[START OF SUPPLIED RECORDS]

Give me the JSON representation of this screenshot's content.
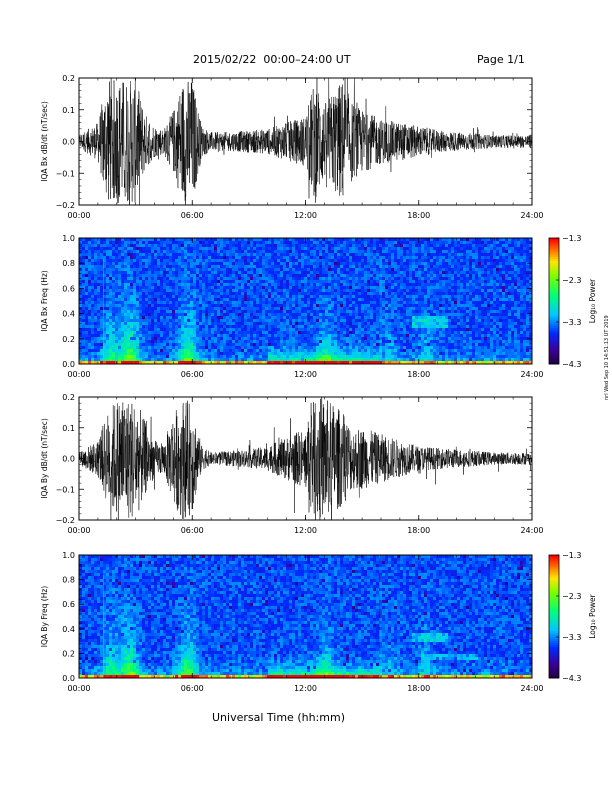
{
  "header": {
    "title": "2015/02/22  00:00–24:00 UT",
    "page": "Page 1/1"
  },
  "x_axis_label": "Universal Time (hh:mm)",
  "side_stamp": "nrl Wed Sep 10 14:51:13 UT 2019",
  "chart_data": [
    {
      "type": "line",
      "ylabel": "IQA Bx dB/dt (nT/sec)",
      "xlim": [
        0,
        24
      ],
      "x_ticks": [
        "00:00",
        "06:00",
        "12:00",
        "18:00",
        "24:00"
      ],
      "ylim": [
        -0.2,
        0.2
      ],
      "y_ticks": [
        "0.2",
        "0.1",
        "0.0",
        "−0.1",
        "−0.2"
      ],
      "envelope_hours": [
        0,
        1,
        1.5,
        2,
        2.5,
        3,
        3.5,
        4,
        4.5,
        5,
        5.5,
        6,
        6.5,
        7,
        8,
        9,
        10,
        11,
        12,
        12.5,
        13,
        13.5,
        14,
        14.5,
        15,
        16,
        17,
        18,
        19,
        20,
        21,
        22,
        23,
        24
      ],
      "envelope_amplitude": [
        0.02,
        0.06,
        0.2,
        0.2,
        0.2,
        0.2,
        0.09,
        0.05,
        0.04,
        0.1,
        0.2,
        0.2,
        0.05,
        0.03,
        0.03,
        0.035,
        0.04,
        0.06,
        0.08,
        0.2,
        0.12,
        0.16,
        0.2,
        0.12,
        0.1,
        0.07,
        0.06,
        0.05,
        0.035,
        0.03,
        0.025,
        0.02,
        0.02,
        0.02
      ]
    },
    {
      "type": "heatmap",
      "ylabel": "IQA Bx Freq (Hz)",
      "xlim": [
        0,
        24
      ],
      "x_ticks": [
        "00:00",
        "06:00",
        "12:00",
        "18:00",
        "24:00"
      ],
      "ylim": [
        0,
        1
      ],
      "y_ticks": [
        "1.0",
        "0.8",
        "0.6",
        "0.4",
        "0.2",
        "0.0"
      ],
      "colorbar_label": "Log₁₀ Power",
      "colorbar_ticks": [
        "−1.3",
        "−2.3",
        "−3.3",
        "−4.3"
      ],
      "colorbar_range": [
        -4.3,
        -1.3
      ]
    },
    {
      "type": "line",
      "ylabel": "IQA By dB/dt (nT/sec)",
      "xlim": [
        0,
        24
      ],
      "x_ticks": [
        "00:00",
        "06:00",
        "12:00",
        "18:00",
        "24:00"
      ],
      "ylim": [
        -0.2,
        0.2
      ],
      "y_ticks": [
        "0.2",
        "0.1",
        "0.0",
        "−0.1",
        "−0.2"
      ],
      "envelope_hours": [
        0,
        1,
        1.5,
        2,
        2.5,
        3,
        3.5,
        4,
        4.5,
        5,
        5.5,
        6,
        6.5,
        7,
        8,
        9,
        10,
        11,
        12,
        12.5,
        13,
        13.5,
        14,
        14.5,
        15,
        16,
        17,
        18,
        19,
        20,
        21,
        22,
        23,
        24
      ],
      "envelope_amplitude": [
        0.02,
        0.06,
        0.15,
        0.2,
        0.2,
        0.2,
        0.12,
        0.06,
        0.05,
        0.15,
        0.2,
        0.18,
        0.04,
        0.02,
        0.025,
        0.03,
        0.04,
        0.07,
        0.1,
        0.2,
        0.2,
        0.18,
        0.15,
        0.1,
        0.1,
        0.08,
        0.06,
        0.04,
        0.035,
        0.03,
        0.025,
        0.02,
        0.02,
        0.02
      ]
    },
    {
      "type": "heatmap",
      "ylabel": "IQA By Freq (Hz)",
      "xlim": [
        0,
        24
      ],
      "x_ticks": [
        "00:00",
        "06:00",
        "12:00",
        "18:00",
        "24:00"
      ],
      "ylim": [
        0,
        1
      ],
      "y_ticks": [
        "1.0",
        "0.8",
        "0.6",
        "0.4",
        "0.2",
        "0.0"
      ],
      "colorbar_label": "Log₁₀ Power",
      "colorbar_ticks": [
        "−1.3",
        "−2.3",
        "−3.3",
        "−4.3"
      ],
      "colorbar_range": [
        -4.3,
        -1.3
      ]
    }
  ]
}
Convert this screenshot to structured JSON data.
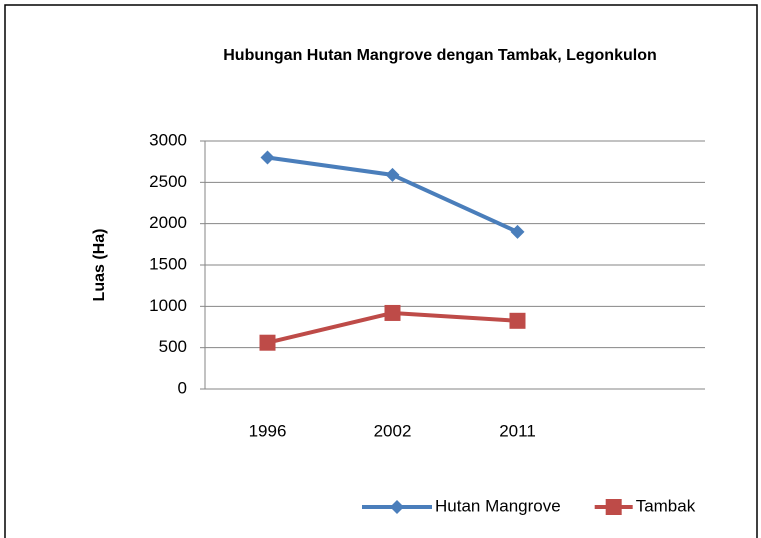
{
  "chart_data": {
    "type": "line",
    "title": "Hubungan Hutan Mangrove dengan Tambak, Legonkulon",
    "y_label": "Luas (Ha)",
    "categories": [
      "1996",
      "2002",
      "2011",
      null
    ],
    "series": [
      {
        "name": "Hutan Mangrove",
        "color": "#4a7ebb",
        "marker": "diamond",
        "values": [
          2800,
          2590,
          1900,
          null
        ]
      },
      {
        "name": "Tambak",
        "color": "#be4b48",
        "marker": "square",
        "values": [
          560,
          920,
          825,
          null
        ]
      }
    ],
    "ylim": [
      0,
      3000
    ],
    "yticks": [
      0,
      500,
      1000,
      1500,
      2000,
      2500,
      3000
    ],
    "grid": true,
    "legend": "bottom"
  }
}
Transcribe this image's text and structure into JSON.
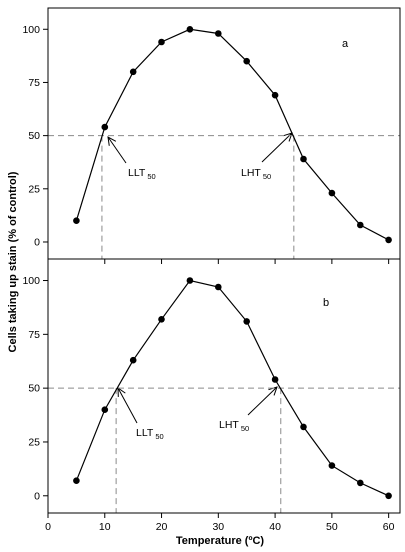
{
  "y_axis_title": "Cells taking up stain (%  of control)",
  "x_axis_title": "Temperature (ºC)",
  "x_ticks": [
    "0",
    "10",
    "20",
    "30",
    "40",
    "50",
    "60"
  ],
  "y_ticks": [
    "0",
    "25",
    "50",
    "75",
    "100"
  ],
  "panels": [
    {
      "letter": "a",
      "llt_main": "LLT",
      "llt_sub": "50",
      "lht_main": "LHT",
      "lht_sub": "50"
    },
    {
      "letter": "b",
      "llt_main": "LLT",
      "llt_sub": "50",
      "lht_main": "LHT",
      "lht_sub": "50"
    }
  ],
  "chart_data": [
    {
      "type": "line",
      "panel": "a",
      "x": [
        5,
        10,
        15,
        20,
        25,
        30,
        35,
        40,
        45,
        50,
        55,
        60
      ],
      "series": [
        {
          "values": [
            10,
            54,
            80,
            94,
            100,
            98,
            85,
            69,
            39,
            23,
            8,
            1
          ]
        }
      ],
      "xlim": [
        0,
        62
      ],
      "ylim": [
        -8,
        110
      ],
      "reference": {
        "y": 50,
        "llt_x": 9.5,
        "lht_x": 43.3
      },
      "xlabel": "Temperature (ºC)",
      "ylabel": "Cells taking up stain (%  of control)"
    },
    {
      "type": "line",
      "panel": "b",
      "x": [
        5,
        10,
        15,
        20,
        25,
        30,
        35,
        40,
        45,
        50,
        55,
        60
      ],
      "series": [
        {
          "values": [
            7,
            40,
            63,
            82,
            100,
            97,
            81,
            54,
            32,
            14,
            6,
            0
          ]
        }
      ],
      "xlim": [
        0,
        62
      ],
      "ylim": [
        -8,
        110
      ],
      "reference": {
        "y": 50,
        "llt_x": 12,
        "lht_x": 41
      },
      "xlabel": "Temperature (ºC)",
      "ylabel": "Cells taking up stain (%  of control)"
    }
  ]
}
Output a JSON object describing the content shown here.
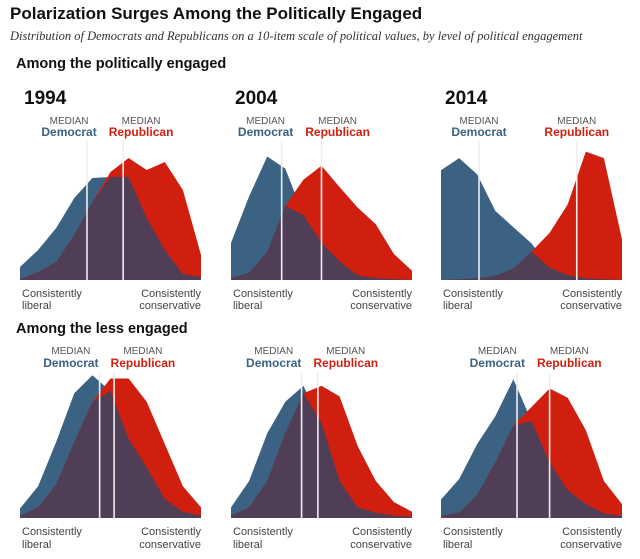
{
  "title": "Polarization Surges Among the Politically Engaged",
  "subtitle": "Distribution of Democrats and Republicans on a 10-item scale of political values, by level of political engagement",
  "sections": {
    "engaged": "Among the politically engaged",
    "less_engaged": "Among the less engaged"
  },
  "labels": {
    "median": "MEDIAN",
    "democrat": "Democrat",
    "republican": "Republican",
    "left_axis": [
      "Consistently",
      "liberal"
    ],
    "right_axis": [
      "Consistently",
      "conservative"
    ]
  },
  "colors": {
    "democrat": "#3b6282",
    "republican": "#d01f0f",
    "overlap": "#4f3e55",
    "median_line": "#eeeeee"
  },
  "chart_data": [
    {
      "type": "area",
      "group": "politically engaged",
      "year": "1994",
      "x": [
        0,
        1,
        2,
        3,
        4,
        5,
        6,
        7,
        8,
        9,
        10
      ],
      "series": [
        {
          "name": "Democrat",
          "values": [
            13,
            30,
            52,
            82,
            102,
            103,
            103,
            62,
            30,
            6,
            3
          ]
        },
        {
          "name": "Republican",
          "values": [
            1,
            8,
            18,
            45,
            78,
            108,
            122,
            110,
            118,
            90,
            25
          ]
        }
      ],
      "medians": {
        "Democrat": 3.7,
        "Republican": 5.7
      },
      "ylim": [
        0,
        130
      ]
    },
    {
      "type": "area",
      "group": "politically engaged",
      "year": "2004",
      "x": [
        0,
        1,
        2,
        3,
        4,
        5,
        6,
        7,
        8,
        9,
        10
      ],
      "series": [
        {
          "name": "Democrat",
          "values": [
            40,
            90,
            133,
            120,
            70,
            40,
            20,
            5,
            2,
            1,
            0
          ]
        },
        {
          "name": "Republican",
          "values": [
            2,
            8,
            30,
            80,
            108,
            123,
            100,
            78,
            60,
            28,
            10
          ]
        }
      ],
      "medians": {
        "Democrat": 2.8,
        "Republican": 5.0
      },
      "ylim": [
        0,
        140
      ]
    },
    {
      "type": "area",
      "group": "politically engaged",
      "year": "2014",
      "x": [
        0,
        1,
        2,
        3,
        4,
        5,
        6,
        7,
        8,
        9,
        10
      ],
      "series": [
        {
          "name": "Democrat",
          "values": [
            135,
            150,
            130,
            85,
            65,
            45,
            15,
            6,
            2,
            1,
            0
          ]
        },
        {
          "name": "Republican",
          "values": [
            0,
            1,
            2,
            5,
            14,
            35,
            58,
            93,
            158,
            150,
            50
          ]
        }
      ],
      "medians": {
        "Democrat": 2.1,
        "Republican": 7.5
      },
      "ylim": [
        0,
        160
      ]
    },
    {
      "type": "area",
      "group": "less engaged",
      "year": "1994",
      "x": [
        0,
        1,
        2,
        3,
        4,
        5,
        6,
        7,
        8,
        9,
        10
      ],
      "series": [
        {
          "name": "Democrat",
          "values": [
            9,
            30,
            72,
            118,
            135,
            120,
            75,
            48,
            18,
            6,
            2
          ]
        },
        {
          "name": "Republican",
          "values": [
            2,
            10,
            32,
            72,
            110,
            132,
            132,
            110,
            70,
            30,
            10
          ]
        }
      ],
      "medians": {
        "Democrat": 4.4,
        "Republican": 5.2
      },
      "ylim": [
        0,
        140
      ]
    },
    {
      "type": "area",
      "group": "less engaged",
      "year": "2004",
      "x": [
        0,
        1,
        2,
        3,
        4,
        5,
        6,
        7,
        8,
        9,
        10
      ],
      "series": [
        {
          "name": "Democrat",
          "values": [
            10,
            35,
            80,
            110,
            125,
            90,
            35,
            10,
            5,
            2,
            1
          ]
        },
        {
          "name": "Republican",
          "values": [
            2,
            10,
            35,
            80,
            118,
            125,
            115,
            68,
            35,
            15,
            6
          ]
        }
      ],
      "medians": {
        "Democrat": 3.9,
        "Republican": 4.8
      },
      "ylim": [
        0,
        140
      ]
    },
    {
      "type": "area",
      "group": "less engaged",
      "year": "2014",
      "x": [
        0,
        1,
        2,
        3,
        4,
        5,
        6,
        7,
        8,
        9,
        10
      ],
      "series": [
        {
          "name": "Democrat",
          "values": [
            20,
            42,
            80,
            110,
            150,
            105,
            60,
            30,
            15,
            5,
            2
          ]
        },
        {
          "name": "Republican",
          "values": [
            2,
            6,
            25,
            60,
            100,
            120,
            140,
            130,
            95,
            40,
            15
          ]
        }
      ],
      "medians": {
        "Democrat": 4.2,
        "Republican": 6.0
      },
      "ylim": [
        0,
        160
      ]
    }
  ]
}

[END OF SUPPLIED RECORDS]

# BRIEF:
Gather every line from the listing above in which the word "Tambak" appears.

# IN RESPONSE:
    "title": "Hubungan Hutan Mangrove dengan Tambak, Legonkulon",
        "name": "Tambak",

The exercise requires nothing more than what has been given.